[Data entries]
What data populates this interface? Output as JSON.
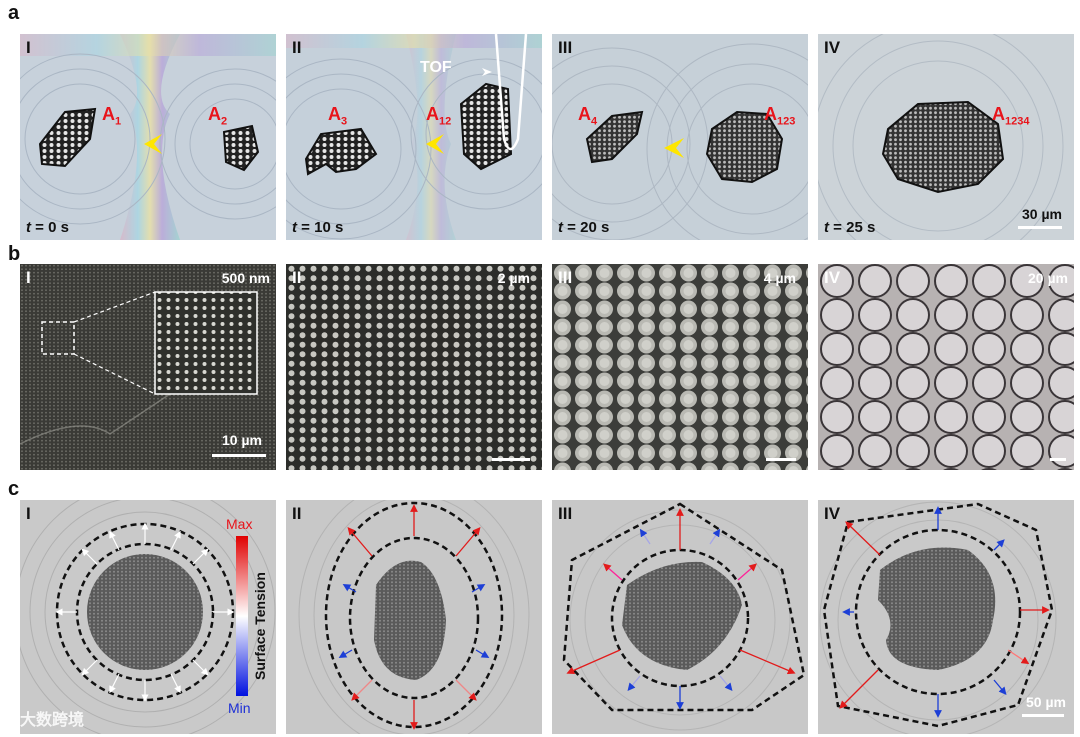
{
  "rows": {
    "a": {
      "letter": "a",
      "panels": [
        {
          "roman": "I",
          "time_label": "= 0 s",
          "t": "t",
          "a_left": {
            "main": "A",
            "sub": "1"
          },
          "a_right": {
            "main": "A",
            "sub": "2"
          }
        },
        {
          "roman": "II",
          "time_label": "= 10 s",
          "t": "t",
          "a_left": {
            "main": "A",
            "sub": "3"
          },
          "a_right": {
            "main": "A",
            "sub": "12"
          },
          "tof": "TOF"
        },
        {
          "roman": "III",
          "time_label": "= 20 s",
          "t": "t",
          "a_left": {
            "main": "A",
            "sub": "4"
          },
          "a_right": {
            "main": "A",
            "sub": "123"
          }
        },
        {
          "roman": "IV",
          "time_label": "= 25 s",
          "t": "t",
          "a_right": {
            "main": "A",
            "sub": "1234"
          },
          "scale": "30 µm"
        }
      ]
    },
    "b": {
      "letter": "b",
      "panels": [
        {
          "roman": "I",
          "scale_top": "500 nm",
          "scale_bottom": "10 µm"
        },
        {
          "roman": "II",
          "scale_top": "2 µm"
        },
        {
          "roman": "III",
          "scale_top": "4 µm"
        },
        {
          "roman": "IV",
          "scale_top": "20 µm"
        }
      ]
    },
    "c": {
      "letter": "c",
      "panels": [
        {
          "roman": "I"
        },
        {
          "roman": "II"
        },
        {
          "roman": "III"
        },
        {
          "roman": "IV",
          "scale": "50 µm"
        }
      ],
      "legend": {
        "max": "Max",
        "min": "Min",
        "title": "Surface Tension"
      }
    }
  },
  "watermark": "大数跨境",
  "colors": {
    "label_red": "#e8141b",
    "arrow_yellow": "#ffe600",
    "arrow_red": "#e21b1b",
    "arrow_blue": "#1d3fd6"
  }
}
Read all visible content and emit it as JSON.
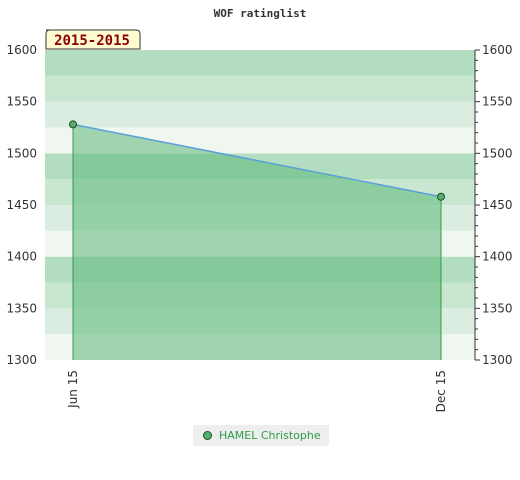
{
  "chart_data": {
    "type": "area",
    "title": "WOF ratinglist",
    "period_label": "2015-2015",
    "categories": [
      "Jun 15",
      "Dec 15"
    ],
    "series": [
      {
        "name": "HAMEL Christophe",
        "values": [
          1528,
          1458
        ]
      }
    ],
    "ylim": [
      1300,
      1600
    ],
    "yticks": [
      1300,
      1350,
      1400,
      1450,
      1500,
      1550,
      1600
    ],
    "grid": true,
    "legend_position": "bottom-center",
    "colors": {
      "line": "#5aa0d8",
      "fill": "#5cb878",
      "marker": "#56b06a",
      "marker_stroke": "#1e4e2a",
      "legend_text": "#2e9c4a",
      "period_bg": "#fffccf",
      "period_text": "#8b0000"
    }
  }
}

> [EXERCISE AIM] All the material shown above is to be copied exactly, with no pictures carried over.

> [RESULT OF THE TASK]
What data populates this interface? Output as JSON.
{
  "rows": {
    "a": {
      "letter": "a",
      "panels": [
        {
          "roman": "I",
          "time_label": "= 0 s",
          "t": "t",
          "a_left": {
            "main": "A",
            "sub": "1"
          },
          "a_right": {
            "main": "A",
            "sub": "2"
          }
        },
        {
          "roman": "II",
          "time_label": "= 10 s",
          "t": "t",
          "a_left": {
            "main": "A",
            "sub": "3"
          },
          "a_right": {
            "main": "A",
            "sub": "12"
          },
          "tof": "TOF"
        },
        {
          "roman": "III",
          "time_label": "= 20 s",
          "t": "t",
          "a_left": {
            "main": "A",
            "sub": "4"
          },
          "a_right": {
            "main": "A",
            "sub": "123"
          }
        },
        {
          "roman": "IV",
          "time_label": "= 25 s",
          "t": "t",
          "a_right": {
            "main": "A",
            "sub": "1234"
          },
          "scale": "30 µm"
        }
      ]
    },
    "b": {
      "letter": "b",
      "panels": [
        {
          "roman": "I",
          "scale_top": "500 nm",
          "scale_bottom": "10 µm"
        },
        {
          "roman": "II",
          "scale_top": "2 µm"
        },
        {
          "roman": "III",
          "scale_top": "4 µm"
        },
        {
          "roman": "IV",
          "scale_top": "20 µm"
        }
      ]
    },
    "c": {
      "letter": "c",
      "panels": [
        {
          "roman": "I"
        },
        {
          "roman": "II"
        },
        {
          "roman": "III"
        },
        {
          "roman": "IV",
          "scale": "50 µm"
        }
      ],
      "legend": {
        "max": "Max",
        "min": "Min",
        "title": "Surface Tension"
      }
    }
  },
  "watermark": "大数跨境",
  "colors": {
    "label_red": "#e8141b",
    "arrow_yellow": "#ffe600",
    "arrow_red": "#e21b1b",
    "arrow_blue": "#1d3fd6"
  }
}
Read all visible content and emit it as JSON.
{
  "chart_data": {
    "type": "area",
    "title": "WOF ratinglist",
    "period_label": "2015-2015",
    "categories": [
      "Jun 15",
      "Dec 15"
    ],
    "series": [
      {
        "name": "HAMEL Christophe",
        "values": [
          1528,
          1458
        ]
      }
    ],
    "ylim": [
      1300,
      1600
    ],
    "yticks": [
      1300,
      1350,
      1400,
      1450,
      1500,
      1550,
      1600
    ],
    "grid": true,
    "legend_position": "bottom-center",
    "colors": {
      "line": "#5aa0d8",
      "fill": "#5cb878",
      "marker": "#56b06a",
      "marker_stroke": "#1e4e2a",
      "legend_text": "#2e9c4a",
      "period_bg": "#fffccf",
      "period_text": "#8b0000"
    }
  }
}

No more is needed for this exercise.